Task prompt >> Retype the whole listing below, character for character.

Entries supplied >>

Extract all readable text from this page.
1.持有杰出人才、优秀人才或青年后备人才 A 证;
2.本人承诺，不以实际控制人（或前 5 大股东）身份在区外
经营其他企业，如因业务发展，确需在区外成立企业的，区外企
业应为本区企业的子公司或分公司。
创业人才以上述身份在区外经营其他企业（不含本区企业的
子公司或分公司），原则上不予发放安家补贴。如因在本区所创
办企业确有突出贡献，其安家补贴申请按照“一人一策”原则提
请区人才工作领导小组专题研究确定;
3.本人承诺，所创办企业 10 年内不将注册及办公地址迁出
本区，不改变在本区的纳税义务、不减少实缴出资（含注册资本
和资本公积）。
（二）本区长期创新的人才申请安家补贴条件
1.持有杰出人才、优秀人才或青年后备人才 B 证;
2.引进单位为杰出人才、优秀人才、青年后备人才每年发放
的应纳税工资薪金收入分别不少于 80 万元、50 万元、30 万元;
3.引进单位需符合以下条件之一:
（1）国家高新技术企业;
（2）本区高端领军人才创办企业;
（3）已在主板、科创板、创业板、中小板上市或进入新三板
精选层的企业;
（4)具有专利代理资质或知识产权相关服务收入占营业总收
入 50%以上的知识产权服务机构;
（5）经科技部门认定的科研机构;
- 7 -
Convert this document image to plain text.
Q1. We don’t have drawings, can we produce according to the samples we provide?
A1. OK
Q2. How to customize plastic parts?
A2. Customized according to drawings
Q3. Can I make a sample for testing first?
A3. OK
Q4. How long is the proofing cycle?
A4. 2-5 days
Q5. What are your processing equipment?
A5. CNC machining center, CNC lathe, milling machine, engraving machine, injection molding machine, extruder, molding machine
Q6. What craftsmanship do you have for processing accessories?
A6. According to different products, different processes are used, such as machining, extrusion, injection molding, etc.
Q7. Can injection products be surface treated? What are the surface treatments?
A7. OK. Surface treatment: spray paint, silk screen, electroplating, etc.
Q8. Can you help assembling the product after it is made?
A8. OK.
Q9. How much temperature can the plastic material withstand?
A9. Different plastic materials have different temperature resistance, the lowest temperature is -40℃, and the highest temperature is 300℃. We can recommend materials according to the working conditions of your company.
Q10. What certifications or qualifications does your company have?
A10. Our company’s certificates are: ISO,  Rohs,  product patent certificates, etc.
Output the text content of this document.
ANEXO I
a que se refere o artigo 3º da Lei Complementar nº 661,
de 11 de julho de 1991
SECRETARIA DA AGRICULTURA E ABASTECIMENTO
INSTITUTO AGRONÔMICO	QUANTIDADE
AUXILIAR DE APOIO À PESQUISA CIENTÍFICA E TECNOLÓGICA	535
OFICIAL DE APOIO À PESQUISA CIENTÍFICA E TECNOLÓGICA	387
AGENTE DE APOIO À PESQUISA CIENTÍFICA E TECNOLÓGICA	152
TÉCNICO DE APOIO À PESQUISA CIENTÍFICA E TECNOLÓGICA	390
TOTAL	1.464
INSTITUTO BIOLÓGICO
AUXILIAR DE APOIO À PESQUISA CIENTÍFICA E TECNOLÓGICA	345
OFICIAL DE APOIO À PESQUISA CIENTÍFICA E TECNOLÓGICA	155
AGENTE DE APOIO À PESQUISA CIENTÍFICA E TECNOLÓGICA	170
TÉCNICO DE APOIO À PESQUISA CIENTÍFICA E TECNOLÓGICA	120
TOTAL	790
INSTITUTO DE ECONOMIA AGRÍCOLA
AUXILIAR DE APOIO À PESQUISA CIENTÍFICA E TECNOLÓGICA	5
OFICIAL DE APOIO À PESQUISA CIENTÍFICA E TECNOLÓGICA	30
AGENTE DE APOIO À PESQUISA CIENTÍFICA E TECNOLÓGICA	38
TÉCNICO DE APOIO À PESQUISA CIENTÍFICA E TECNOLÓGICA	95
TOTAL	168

Output for this task >>
Extract all readable text from this page.
1.持有杰出人才、优秀人才或青年后备人才 A 证;
2.本人承诺，不以实际控制人（或前 5 大股东）身份在区外
经营其他企业，如因业务发展，确需在区外成立企业的，区外企
业应为本区企业的子公司或分公司。
创业人才以上述身份在区外经营其他企业（不含本区企业的
子公司或分公司），原则上不予发放安家补贴。如因在本区所创
办企业确有突出贡献，其安家补贴申请按照“一人一策”原则提
请区人才工作领导小组专题研究确定;
3.本人承诺，所创办企业 10 年内不将注册及办公地址迁出
本区，不改变在本区的纳税义务、不减少实缴出资（含注册资本
和资本公积）。
（二）本区长期创新的人才申请安家补贴条件
1.持有杰出人才、优秀人才或青年后备人才 B 证;
2.引进单位为杰出人才、优秀人才、青年后备人才每年发放
的应纳税工资薪金收入分别不少于 80 万元、50 万元、30 万元;
3.引进单位需符合以下条件之一:
（1）国家高新技术企业;
（2）本区高端领军人才创办企业;
（3）已在主板、科创板、创业板、中小板上市或进入新三板
精选层的企业;
（4)具有专利代理资质或知识产权相关服务收入占营业总收
入 50%以上的知识产权服务机构;
（5）经科技部门认定的科研机构;
- 7 -
Convert this document image to plain text.
Q1. We don’t have drawings, can we produce according to the samples we provide?
A1. OK
Q2. How to customize plastic parts?
A2. Customized according to drawings
Q3. Can I make a sample for testing first?
A3. OK
Q4. How long is the proofing cycle?
A4. 2-5 days
Q5. What are your processing equipment?
A5. CNC machining center, CNC lathe, milling machine, engraving machine, injection molding machine, extruder, molding machine
Q6. What craftsmanship do you have for processing accessories?
A6. According to different products, different processes are used, such as machining, extrusion, injection molding, etc.
Q7. Can injection products be surface treated? What are the surface treatments?
A7. OK. Surface treatment: spray paint, silk screen, electroplating, etc.
Q8. Can you help assembling the product after it is made?
A8. OK.
Q9. How much temperature can the plastic material withstand?
A9. Different plastic materials have different temperature resistance, the lowest temperature is -40℃, and the highest temperature is 300℃. We can recommend materials according to the working conditions of your company.
Q10. What certifications or qualifications does your company have?
A10. Our company’s certificates are: ISO,  Rohs,  product patent certificates, etc.
Output the text content of this document.
ANEXO I
a que se refere o artigo 3º da Lei Complementar nº 661,
de 11 de julho de 1991
SECRETARIA DA AGRICULTURA E ABASTECIMENTO
INSTITUTO AGRONÔMICO	QUANTIDADE
AUXILIAR DE APOIO À PESQUISA CIENTÍFICA E TECNOLÓGICA	535
OFICIAL DE APOIO À PESQUISA CIENTÍFICA E TECNOLÓGICA	387
AGENTE DE APOIO À PESQUISA CIENTÍFICA E TECNOLÓGICA	152
TÉCNICO DE APOIO À PESQUISA CIENTÍFICA E TECNOLÓGICA	390
TOTAL	1.464
INSTITUTO BIOLÓGICO
AUXILIAR DE APOIO À PESQUISA CIENTÍFICA E TECNOLÓGICA	345
OFICIAL DE APOIO À PESQUISA CIENTÍFICA E TECNOLÓGICA	155
AGENTE DE APOIO À PESQUISA CIENTÍFICA E TECNOLÓGICA	170
TÉCNICO DE APOIO À PESQUISA CIENTÍFICA E TECNOLÓGICA	120
TOTAL	790
INSTITUTO DE ECONOMIA AGRÍCOLA
AUXILIAR DE APOIO À PESQUISA CIENTÍFICA E TECNOLÓGICA	5
OFICIAL DE APOIO À PESQUISA CIENTÍFICA E TECNOLÓGICA	30
AGENTE DE APOIO À PESQUISA CIENTÍFICA E TECNOLÓGICA	38
TÉCNICO DE APOIO À PESQUISA CIENTÍFICA E TECNOLÓGICA	95
TOTAL	168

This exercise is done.